▶ [To do] Only lines holding the word "workplace" should be copied from the material.

▶ [Data lines]
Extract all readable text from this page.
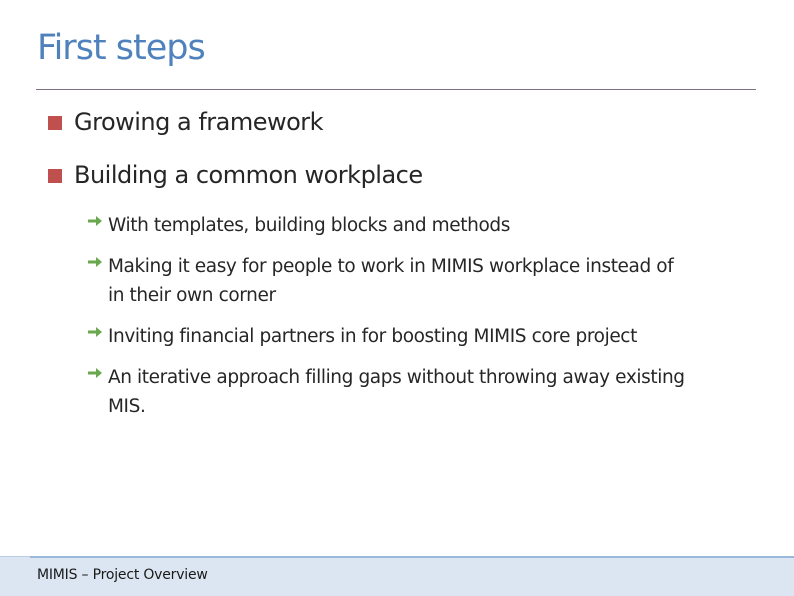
First steps
Growing a framework
Building a common workplace
With templates, building blocks and methods
Making it easy for people to work in MIMIS workplace instead of
in their own corner
Inviting financial partners in for boosting MIMIS core project
An iterative approach filling gaps without throwing away existing
MIS.
MIMIS – Project Overview
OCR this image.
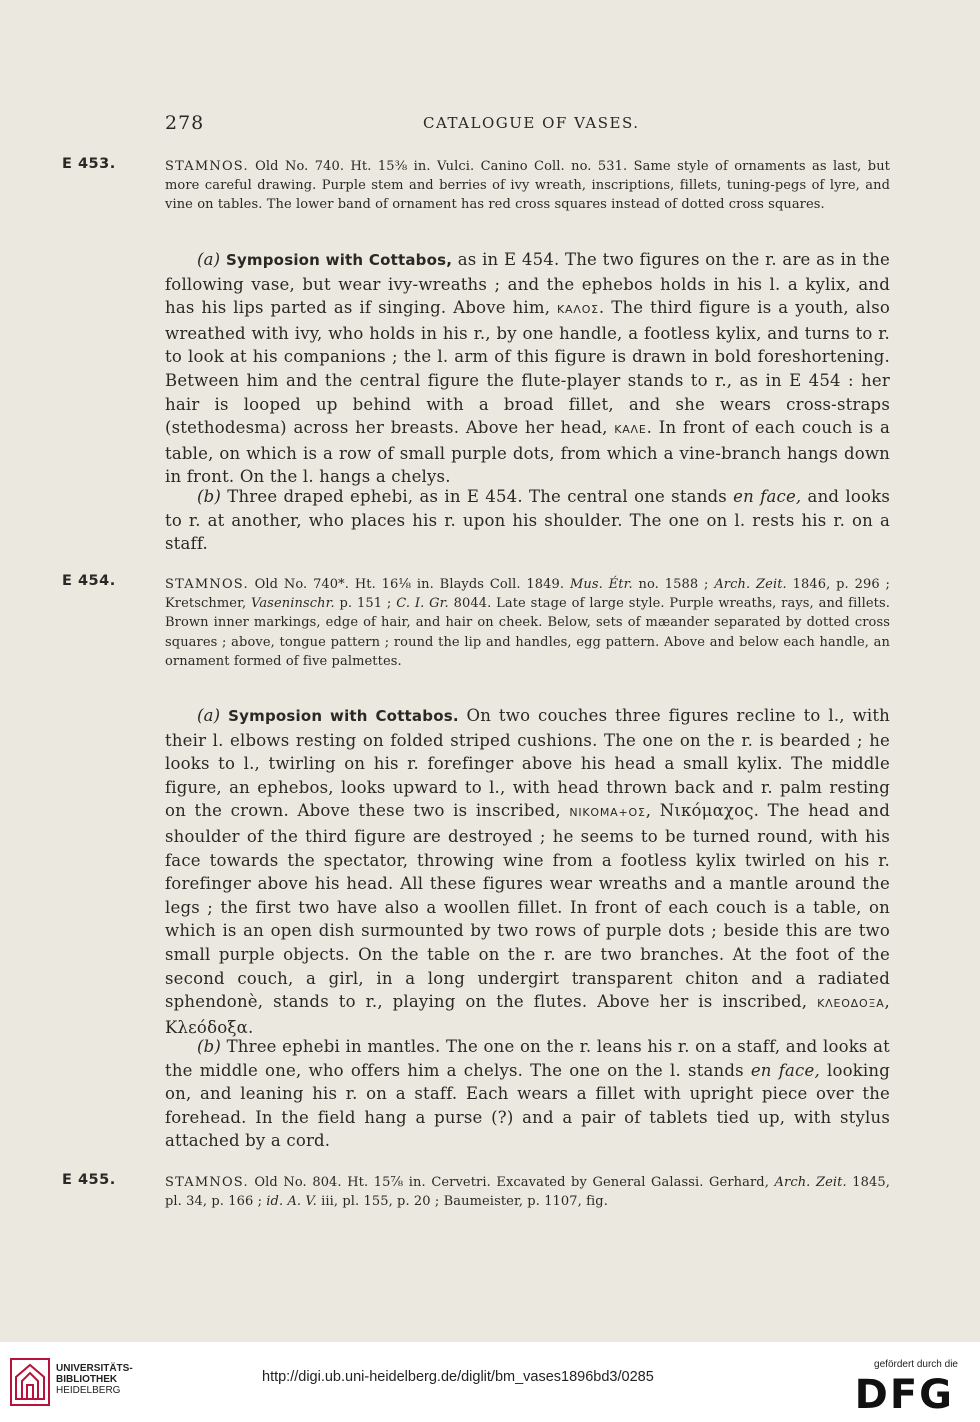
278	CATALOGUE OF VASES.
E 453.	STAMNOS. Old No. 740. Ht. 15⅜ in. Vulci. Canino Coll. no. 531. Same style of ornaments as last, but more careful drawing. Purple stem and berries of ivy wreath, inscriptions, fillets, tuning-pegs of lyre, and vine on tables. The lower band of ornament has red cross squares instead of dotted cross squares.

(a) Symposion with Cottabos, as in E 454. The two figures on the r. are as in the following vase, but wear ivy-wreaths ; and the ephebos holds in his l. a kylix, and has his lips parted as if singing. Above him, ΚΑΛΟΣ. The third figure is a youth, also wreathed with ivy, who holds in his r., by one handle, a footless kylix, and turns to r. to look at his companions ; the l. arm of this figure is drawn in bold foreshortening. Between him and the central figure the flute-player stands to r., as in E 454 : her hair is looped up behind with a broad fillet, and she wears cross-straps (stethodesma) across her breasts. Above her head, ΚΑΛΕ. In front of each couch is a table, on which is a row of small purple dots, from which a vine-branch hangs down in front. On the l. hangs a chelys.

(b) Three draped ephebi, as in E 454. The central one stands en face, and looks to r. at another, who places his r. upon his shoulder. The one on l. rests his r. on a staff.

E 454.	STAMNOS. Old No. 740*. Ht. 16⅛ in. Blayds Coll. 1849. Mus. Étr. no. 1588 ; Arch. Zeit. 1846, p. 296 ; Kretschmer, Vaseninschr. p. 151 ; C. I. Gr. 8044. Late stage of large style. Purple wreaths, rays, and fillets. Brown inner markings, edge of hair, and hair on cheek. Below, sets of mæander separated by dotted cross squares ; above, tongue pattern ; round the lip and handles, egg pattern. Above and below each handle, an ornament formed of five palmettes.

(a) Symposion with Cottabos. On two couches three figures recline to l., with their l. elbows resting on folded striped cushions. The one on the r. is bearded ; he looks to l., twirling on his r. forefinger above his head a small kylix. The middle figure, an ephebos, looks upward to l., with head thrown back and r. palm resting on the crown. Above these two is inscribed, ΝΙΚΟΜΑ+ΟΣ, Νικόμαχος. The head and shoulder of the third figure are destroyed ; he seems to be turned round, with his face towards the spectator, throwing wine from a footless kylix twirled on his r. forefinger above his head. All these figures wear wreaths and a mantle around the legs ; the first two have also a woollen fillet. In front of each couch is a table, on which is an open dish surmounted by two rows of purple dots ; beside this are two small purple objects. On the table on the r. are two branches. At the foot of the second couch, a girl, in a long undergirt transparent chiton and a radiated sphendonè, stands to r., playing on the flutes. Above her is inscribed, ΚΛΕΟΔΟΞΑ, Κλεόδοξα.

(b) Three ephebi in mantles. The one on the r. leans his r. on a staff, and looks at the middle one, who offers him a chelys. The one on the l. stands en face, looking on, and leaning his r. on a staff. Each wears a fillet with upright piece over the forehead. In the field hang a purse (?) and a pair of tablets tied up, with stylus attached by a cord.

E 455.	STAMNOS. Old No. 804. Ht. 15⅞ in. Cervetri. Excavated by General Galassi. Gerhard, Arch. Zeit. 1845, pl. 34, p. 166 ; id. A. V. iii, pl. 155, p. 20 ; Baumeister, p. 1107, fig.

UNIVERSITÄTS-
BIBLIOTHEK
HEIDELBERG
http://digi.ub.uni-heidelberg.de/diglit/bm_vases1896bd3/0285
gefördert durch die
DFG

▶ [Correct response]
Building a common workplace
Making it easy for people to work in MIMIS workplace instead of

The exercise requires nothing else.